> Task details: Identify the lines that include the word "much", then copy all of them.

> Task inputs:
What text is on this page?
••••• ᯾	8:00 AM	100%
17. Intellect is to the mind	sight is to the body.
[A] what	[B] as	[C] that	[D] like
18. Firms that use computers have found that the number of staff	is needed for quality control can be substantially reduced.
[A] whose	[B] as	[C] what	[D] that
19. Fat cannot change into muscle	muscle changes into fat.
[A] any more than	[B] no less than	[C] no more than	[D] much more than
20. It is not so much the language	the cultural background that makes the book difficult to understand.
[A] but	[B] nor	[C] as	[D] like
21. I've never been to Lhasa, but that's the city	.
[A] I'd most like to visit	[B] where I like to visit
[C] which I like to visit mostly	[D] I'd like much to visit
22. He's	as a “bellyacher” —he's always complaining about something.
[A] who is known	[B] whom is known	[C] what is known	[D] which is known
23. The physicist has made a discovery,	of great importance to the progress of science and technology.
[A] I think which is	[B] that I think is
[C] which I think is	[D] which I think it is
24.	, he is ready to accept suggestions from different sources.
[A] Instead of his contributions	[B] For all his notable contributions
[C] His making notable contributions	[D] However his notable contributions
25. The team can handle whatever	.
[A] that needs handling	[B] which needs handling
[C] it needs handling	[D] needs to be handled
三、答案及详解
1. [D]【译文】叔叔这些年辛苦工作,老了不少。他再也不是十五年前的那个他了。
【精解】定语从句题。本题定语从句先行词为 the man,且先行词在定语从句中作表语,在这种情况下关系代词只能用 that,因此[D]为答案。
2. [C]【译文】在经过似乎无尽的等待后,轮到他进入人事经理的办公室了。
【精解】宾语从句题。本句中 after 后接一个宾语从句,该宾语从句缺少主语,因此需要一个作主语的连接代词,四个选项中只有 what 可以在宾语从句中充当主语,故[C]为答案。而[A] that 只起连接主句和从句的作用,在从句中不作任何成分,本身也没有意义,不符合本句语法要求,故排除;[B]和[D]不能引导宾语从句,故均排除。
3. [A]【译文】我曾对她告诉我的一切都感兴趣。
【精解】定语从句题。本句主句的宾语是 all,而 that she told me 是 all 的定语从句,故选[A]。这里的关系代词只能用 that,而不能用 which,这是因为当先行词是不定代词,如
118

> Solution to the problem:
[A] any more than	[B] no less than	[C] no more than	[D] much more than
20. It is not so much the language	the cultural background that makes the book difficult to understand.
[C] which I like to visit mostly	[D] I'd like much to visit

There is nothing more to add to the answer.